Required task >>
Only a number is wanted: how many lines in the records below contain "with"?

(Records from a dataset)

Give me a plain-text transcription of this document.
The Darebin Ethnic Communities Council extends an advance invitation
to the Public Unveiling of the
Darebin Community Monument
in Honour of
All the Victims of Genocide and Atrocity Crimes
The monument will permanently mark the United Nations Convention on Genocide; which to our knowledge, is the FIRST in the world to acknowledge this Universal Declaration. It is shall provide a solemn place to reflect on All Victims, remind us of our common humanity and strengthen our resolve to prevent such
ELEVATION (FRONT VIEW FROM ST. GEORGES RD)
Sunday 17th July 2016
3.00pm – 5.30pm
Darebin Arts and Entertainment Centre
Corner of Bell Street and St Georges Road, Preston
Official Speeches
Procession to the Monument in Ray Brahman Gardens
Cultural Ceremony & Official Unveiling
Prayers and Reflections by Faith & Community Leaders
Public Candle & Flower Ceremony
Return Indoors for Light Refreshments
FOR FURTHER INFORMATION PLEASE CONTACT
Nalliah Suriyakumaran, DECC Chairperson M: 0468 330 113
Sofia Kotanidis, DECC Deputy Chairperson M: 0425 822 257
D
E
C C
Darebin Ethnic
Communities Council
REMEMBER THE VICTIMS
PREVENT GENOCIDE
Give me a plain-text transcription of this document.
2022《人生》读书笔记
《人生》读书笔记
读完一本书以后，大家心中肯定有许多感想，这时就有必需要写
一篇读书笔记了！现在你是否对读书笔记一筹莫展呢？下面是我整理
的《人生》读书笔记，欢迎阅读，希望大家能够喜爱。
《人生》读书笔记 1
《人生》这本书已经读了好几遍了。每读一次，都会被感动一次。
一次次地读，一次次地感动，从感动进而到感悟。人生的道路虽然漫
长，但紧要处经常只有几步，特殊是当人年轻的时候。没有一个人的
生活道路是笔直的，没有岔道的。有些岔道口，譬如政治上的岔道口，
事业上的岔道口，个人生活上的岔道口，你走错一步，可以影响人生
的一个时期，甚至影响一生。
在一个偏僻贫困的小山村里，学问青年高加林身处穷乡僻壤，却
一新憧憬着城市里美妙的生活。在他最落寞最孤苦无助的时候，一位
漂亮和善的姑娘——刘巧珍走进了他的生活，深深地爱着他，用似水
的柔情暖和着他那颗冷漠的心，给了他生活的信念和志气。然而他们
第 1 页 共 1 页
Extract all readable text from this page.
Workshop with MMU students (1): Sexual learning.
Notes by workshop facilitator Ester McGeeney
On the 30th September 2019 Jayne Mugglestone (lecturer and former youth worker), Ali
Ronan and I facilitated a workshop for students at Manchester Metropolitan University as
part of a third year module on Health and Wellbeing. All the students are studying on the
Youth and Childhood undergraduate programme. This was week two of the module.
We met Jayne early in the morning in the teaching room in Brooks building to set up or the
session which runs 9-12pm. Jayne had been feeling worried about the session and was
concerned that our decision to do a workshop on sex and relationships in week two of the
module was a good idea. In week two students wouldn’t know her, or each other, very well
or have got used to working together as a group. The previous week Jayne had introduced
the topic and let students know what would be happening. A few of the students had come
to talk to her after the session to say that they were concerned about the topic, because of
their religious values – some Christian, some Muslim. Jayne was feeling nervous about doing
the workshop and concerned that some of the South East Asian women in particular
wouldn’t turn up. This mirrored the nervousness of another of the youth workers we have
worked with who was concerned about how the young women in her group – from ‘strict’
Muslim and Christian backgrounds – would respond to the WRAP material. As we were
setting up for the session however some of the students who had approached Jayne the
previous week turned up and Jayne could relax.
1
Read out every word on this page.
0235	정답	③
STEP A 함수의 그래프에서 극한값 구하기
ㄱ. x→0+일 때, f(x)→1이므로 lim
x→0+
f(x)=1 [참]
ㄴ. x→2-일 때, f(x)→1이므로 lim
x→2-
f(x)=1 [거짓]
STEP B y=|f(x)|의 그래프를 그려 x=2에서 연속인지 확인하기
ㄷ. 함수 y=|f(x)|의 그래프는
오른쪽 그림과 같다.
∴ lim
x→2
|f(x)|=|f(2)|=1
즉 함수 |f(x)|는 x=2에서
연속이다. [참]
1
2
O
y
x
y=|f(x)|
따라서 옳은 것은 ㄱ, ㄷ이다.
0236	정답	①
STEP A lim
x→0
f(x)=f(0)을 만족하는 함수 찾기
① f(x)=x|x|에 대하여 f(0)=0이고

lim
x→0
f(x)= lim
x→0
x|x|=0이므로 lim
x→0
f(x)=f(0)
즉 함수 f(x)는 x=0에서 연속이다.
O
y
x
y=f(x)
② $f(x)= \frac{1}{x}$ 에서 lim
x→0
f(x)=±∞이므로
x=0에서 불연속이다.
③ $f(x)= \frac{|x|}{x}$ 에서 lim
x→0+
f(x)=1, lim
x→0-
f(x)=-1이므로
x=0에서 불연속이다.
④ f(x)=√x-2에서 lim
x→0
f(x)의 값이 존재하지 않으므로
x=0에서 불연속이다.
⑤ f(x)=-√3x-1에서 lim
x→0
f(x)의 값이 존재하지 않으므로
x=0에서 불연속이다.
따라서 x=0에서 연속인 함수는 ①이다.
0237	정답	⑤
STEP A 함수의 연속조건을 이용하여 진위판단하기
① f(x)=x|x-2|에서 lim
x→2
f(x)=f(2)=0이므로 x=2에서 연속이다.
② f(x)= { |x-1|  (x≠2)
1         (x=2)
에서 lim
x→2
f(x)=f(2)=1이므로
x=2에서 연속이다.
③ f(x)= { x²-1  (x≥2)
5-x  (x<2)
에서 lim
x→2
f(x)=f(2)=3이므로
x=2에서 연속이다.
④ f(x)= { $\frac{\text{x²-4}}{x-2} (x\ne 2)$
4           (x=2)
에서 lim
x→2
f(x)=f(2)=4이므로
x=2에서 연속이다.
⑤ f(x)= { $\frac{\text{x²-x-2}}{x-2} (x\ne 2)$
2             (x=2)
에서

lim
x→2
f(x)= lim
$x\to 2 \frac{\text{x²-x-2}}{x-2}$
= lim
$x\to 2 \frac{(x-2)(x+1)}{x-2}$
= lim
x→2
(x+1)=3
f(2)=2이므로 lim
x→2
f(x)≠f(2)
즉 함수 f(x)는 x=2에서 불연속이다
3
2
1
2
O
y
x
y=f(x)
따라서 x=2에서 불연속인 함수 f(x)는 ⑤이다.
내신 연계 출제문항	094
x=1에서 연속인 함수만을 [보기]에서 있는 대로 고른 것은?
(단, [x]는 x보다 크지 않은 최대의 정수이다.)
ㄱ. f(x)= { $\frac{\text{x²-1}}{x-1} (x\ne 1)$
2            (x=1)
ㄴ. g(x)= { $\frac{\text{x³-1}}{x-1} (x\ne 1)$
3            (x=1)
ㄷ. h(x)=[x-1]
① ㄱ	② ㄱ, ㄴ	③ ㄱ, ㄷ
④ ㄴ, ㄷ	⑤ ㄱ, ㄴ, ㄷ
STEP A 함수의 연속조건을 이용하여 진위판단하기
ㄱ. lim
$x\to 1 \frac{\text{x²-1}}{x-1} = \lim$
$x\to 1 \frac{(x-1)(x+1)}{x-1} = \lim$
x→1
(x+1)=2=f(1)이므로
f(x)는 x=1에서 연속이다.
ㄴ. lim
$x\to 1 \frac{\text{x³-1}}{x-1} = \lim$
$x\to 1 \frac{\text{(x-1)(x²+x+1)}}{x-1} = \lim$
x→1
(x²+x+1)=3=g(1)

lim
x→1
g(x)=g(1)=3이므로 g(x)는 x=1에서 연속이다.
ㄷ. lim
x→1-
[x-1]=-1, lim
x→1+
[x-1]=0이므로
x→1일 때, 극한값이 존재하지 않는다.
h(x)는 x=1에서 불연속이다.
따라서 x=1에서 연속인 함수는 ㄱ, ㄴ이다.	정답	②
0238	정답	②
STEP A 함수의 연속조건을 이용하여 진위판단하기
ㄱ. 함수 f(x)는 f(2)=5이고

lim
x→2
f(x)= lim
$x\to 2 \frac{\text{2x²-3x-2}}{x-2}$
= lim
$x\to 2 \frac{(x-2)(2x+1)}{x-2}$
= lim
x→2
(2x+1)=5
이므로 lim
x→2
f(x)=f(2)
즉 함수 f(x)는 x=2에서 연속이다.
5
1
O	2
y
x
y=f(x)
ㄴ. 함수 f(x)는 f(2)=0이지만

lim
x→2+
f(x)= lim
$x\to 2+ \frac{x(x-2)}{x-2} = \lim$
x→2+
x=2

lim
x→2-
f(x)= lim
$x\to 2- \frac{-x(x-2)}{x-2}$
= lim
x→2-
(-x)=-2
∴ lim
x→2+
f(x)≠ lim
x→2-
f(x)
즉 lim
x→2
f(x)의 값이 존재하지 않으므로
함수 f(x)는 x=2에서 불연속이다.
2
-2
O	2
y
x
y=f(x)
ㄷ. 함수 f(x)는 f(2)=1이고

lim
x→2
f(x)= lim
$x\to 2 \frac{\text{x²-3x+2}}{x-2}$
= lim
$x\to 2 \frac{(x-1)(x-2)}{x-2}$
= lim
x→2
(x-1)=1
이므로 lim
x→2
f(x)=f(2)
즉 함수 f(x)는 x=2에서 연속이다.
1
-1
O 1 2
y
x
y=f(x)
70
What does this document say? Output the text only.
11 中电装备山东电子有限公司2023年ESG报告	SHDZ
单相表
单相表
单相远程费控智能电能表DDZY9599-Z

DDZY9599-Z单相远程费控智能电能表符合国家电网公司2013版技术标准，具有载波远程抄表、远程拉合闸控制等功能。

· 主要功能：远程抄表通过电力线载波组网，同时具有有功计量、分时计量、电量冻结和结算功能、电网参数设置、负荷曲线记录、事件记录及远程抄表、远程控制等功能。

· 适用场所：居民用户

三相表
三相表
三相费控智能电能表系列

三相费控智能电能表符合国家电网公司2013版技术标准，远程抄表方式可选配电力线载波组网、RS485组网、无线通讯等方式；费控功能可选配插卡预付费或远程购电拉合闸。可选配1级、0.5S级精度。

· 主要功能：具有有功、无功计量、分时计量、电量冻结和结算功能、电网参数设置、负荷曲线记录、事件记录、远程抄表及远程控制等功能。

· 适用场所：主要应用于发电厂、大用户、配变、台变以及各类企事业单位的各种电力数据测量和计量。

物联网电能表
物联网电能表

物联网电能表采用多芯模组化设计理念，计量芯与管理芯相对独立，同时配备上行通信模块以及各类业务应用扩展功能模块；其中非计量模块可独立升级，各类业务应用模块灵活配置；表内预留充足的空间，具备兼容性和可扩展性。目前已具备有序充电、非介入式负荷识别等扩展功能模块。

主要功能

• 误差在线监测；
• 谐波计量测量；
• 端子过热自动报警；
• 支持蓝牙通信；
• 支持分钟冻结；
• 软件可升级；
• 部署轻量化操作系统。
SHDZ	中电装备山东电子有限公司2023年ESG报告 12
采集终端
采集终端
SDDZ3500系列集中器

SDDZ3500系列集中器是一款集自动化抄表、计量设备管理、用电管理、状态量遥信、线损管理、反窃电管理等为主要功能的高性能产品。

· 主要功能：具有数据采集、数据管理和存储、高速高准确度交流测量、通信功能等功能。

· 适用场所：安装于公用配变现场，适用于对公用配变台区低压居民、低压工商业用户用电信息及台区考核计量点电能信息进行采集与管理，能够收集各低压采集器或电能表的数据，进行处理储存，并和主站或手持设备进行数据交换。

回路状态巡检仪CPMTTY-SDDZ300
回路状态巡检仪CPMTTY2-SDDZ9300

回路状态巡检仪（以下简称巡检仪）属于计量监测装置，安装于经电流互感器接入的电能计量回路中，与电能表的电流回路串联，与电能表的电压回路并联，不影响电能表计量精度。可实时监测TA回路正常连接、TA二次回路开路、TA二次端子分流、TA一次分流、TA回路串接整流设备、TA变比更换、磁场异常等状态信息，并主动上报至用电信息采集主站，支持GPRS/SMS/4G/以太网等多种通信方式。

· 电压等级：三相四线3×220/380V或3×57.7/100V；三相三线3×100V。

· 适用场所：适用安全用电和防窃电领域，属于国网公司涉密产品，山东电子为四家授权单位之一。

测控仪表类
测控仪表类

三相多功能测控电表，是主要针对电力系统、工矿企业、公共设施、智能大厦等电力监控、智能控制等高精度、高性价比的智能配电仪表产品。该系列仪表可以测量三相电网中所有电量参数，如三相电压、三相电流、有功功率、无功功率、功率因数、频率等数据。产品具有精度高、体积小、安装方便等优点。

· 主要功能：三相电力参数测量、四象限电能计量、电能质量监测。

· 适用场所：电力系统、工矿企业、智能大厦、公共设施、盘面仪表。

Written response >>
2